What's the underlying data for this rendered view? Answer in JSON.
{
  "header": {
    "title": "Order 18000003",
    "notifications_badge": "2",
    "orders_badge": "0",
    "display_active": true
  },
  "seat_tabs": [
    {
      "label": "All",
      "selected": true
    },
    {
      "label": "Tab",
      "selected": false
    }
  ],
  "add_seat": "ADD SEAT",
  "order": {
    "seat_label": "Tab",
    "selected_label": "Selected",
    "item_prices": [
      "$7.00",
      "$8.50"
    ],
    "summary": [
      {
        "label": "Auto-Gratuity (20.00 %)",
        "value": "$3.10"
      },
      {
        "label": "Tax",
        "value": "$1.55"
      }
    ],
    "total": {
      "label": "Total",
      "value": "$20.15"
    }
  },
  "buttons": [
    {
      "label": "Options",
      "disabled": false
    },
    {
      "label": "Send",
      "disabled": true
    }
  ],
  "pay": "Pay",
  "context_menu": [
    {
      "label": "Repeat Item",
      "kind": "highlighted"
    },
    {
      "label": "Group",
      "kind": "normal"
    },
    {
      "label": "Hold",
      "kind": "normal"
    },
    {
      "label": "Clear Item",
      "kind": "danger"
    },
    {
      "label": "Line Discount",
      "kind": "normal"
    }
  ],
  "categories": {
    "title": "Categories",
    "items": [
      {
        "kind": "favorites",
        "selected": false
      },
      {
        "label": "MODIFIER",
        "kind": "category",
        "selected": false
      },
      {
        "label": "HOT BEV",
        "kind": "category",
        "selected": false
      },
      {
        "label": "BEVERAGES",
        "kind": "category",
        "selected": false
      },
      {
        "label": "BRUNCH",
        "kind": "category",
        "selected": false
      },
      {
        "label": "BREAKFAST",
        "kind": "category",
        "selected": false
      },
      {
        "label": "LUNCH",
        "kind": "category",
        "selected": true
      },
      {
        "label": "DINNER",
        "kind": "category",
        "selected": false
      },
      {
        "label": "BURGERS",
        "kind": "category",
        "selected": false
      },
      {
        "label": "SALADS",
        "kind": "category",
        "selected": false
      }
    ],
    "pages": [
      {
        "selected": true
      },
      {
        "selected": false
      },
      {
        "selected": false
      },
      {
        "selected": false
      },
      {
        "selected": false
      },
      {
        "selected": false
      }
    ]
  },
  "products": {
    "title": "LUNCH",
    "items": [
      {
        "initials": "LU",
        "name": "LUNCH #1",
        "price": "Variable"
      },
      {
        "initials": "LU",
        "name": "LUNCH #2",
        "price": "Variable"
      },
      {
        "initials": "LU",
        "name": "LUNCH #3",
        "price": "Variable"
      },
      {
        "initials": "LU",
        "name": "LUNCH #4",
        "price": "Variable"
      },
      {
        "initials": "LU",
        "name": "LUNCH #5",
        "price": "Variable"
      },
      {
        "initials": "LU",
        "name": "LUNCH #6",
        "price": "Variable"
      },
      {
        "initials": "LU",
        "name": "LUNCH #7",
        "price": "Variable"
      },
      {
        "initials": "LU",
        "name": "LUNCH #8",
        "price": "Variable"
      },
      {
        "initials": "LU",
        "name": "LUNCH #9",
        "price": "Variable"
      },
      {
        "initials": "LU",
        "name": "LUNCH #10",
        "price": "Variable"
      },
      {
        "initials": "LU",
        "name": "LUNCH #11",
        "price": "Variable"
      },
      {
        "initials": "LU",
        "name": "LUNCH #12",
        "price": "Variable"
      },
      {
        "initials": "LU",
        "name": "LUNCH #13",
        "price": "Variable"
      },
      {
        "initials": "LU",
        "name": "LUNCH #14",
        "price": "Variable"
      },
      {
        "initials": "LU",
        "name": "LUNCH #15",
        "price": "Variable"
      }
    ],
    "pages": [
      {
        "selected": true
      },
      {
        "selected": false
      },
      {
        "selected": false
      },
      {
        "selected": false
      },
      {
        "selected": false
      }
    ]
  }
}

YOUR OBJECTIVE: Return all of the data exactly as it reads.

WRITTEN RESPONSE:
What's the underlying data for this rendered view? Answer in JSON.
{
  "header": {
    "title": "Order 18000003",
    "notifications_badge": "2",
    "orders_badge": "0",
    "display_active": true
  },
  "seat_tabs": [
    {
      "label": "All",
      "selected": true
    },
    {
      "label": "Tab",
      "selected": false
    }
  ],
  "add_seat": "ADD SEAT",
  "order": {
    "seat_label": "Tab",
    "selected_label": "Selected",
    "item_prices": [
      "$7.00",
      "$8.50"
    ],
    "summary": [
      {
        "label": "Auto-Gratuity (20.00 %)",
        "value": "$3.10"
      },
      {
        "label": "Tax",
        "value": "$1.55"
      }
    ],
    "total": {
      "label": "Total",
      "value": "$20.15"
    }
  },
  "buttons": [
    {
      "label": "Options",
      "disabled": false
    },
    {
      "label": "Send",
      "disabled": true
    }
  ],
  "pay": "Pay",
  "context_menu": [
    {
      "label": "Repeat Item",
      "kind": "highlighted"
    },
    {
      "label": "Group",
      "kind": "normal"
    },
    {
      "label": "Hold",
      "kind": "normal"
    },
    {
      "label": "Clear Item",
      "kind": "danger"
    },
    {
      "label": "Line Discount",
      "kind": "normal"
    }
  ],
  "categories": {
    "title": "Categories",
    "items": [
      {
        "kind": "favorites",
        "selected": false
      },
      {
        "label": "MODIFIER",
        "kind": "category",
        "selected": false
      },
      {
        "label": "HOT BEV",
        "kind": "category",
        "selected": false
      },
      {
        "label": "BEVERAGES",
        "kind": "category",
        "selected": false
      },
      {
        "label": "BRUNCH",
        "kind": "category",
        "selected": false
      },
      {
        "label": "BREAKFAST",
        "kind": "category",
        "selected": false
      },
      {
        "label": "LUNCH",
        "kind": "category",
        "selected": true
      },
      {
        "label": "DINNER",
        "kind": "category",
        "selected": false
      },
      {
        "label": "BURGERS",
        "kind": "category",
        "selected": false
      },
      {
        "label": "SALADS",
        "kind": "category",
        "selected": false
      }
    ],
    "pages": [
      {
        "selected": true
      },
      {
        "selected": false
      },
      {
        "selected": false
      },
      {
        "selected": false
      },
      {
        "selected": false
      },
      {
        "selected": false
      }
    ]
  },
  "products": {
    "title": "LUNCH",
    "items": [
      {
        "initials": "LU",
        "name": "LUNCH #1",
        "price": "Variable"
      },
      {
        "initials": "LU",
        "name": "LUNCH #2",
        "price": "Variable"
      },
      {
        "initials": "LU",
        "name": "LUNCH #3",
        "price": "Variable"
      },
      {
        "initials": "LU",
        "name": "LUNCH #4",
        "price": "Variable"
      },
      {
        "initials": "LU",
        "name": "LUNCH #5",
        "price": "Variable"
      },
      {
        "initials": "LU",
        "name": "LUNCH #6",
        "price": "Variable"
      },
      {
        "initials": "LU",
        "name": "LUNCH #7",
        "price": "Variable"
      },
      {
        "initials": "LU",
        "name": "LUNCH #8",
        "price": "Variable"
      },
      {
        "initials": "LU",
        "name": "LUNCH #9",
        "price": "Variable"
      },
      {
        "initials": "LU",
        "name": "LUNCH #10",
        "price": "Variable"
      },
      {
        "initials": "LU",
        "name": "LUNCH #11",
        "price": "Variable"
      },
      {
        "initials": "LU",
        "name": "LUNCH #12",
        "price": "Variable"
      },
      {
        "initials": "LU",
        "name": "LUNCH #13",
        "price": "Variable"
      },
      {
        "initials": "LU",
        "name": "LUNCH #14",
        "price": "Variable"
      },
      {
        "initials": "LU",
        "name": "LUNCH #15",
        "price": "Variable"
      }
    ],
    "pages": [
      {
        "selected": true
      },
      {
        "selected": false
      },
      {
        "selected": false
      },
      {
        "selected": false
      },
      {
        "selected": false
      }
    ]
  }
}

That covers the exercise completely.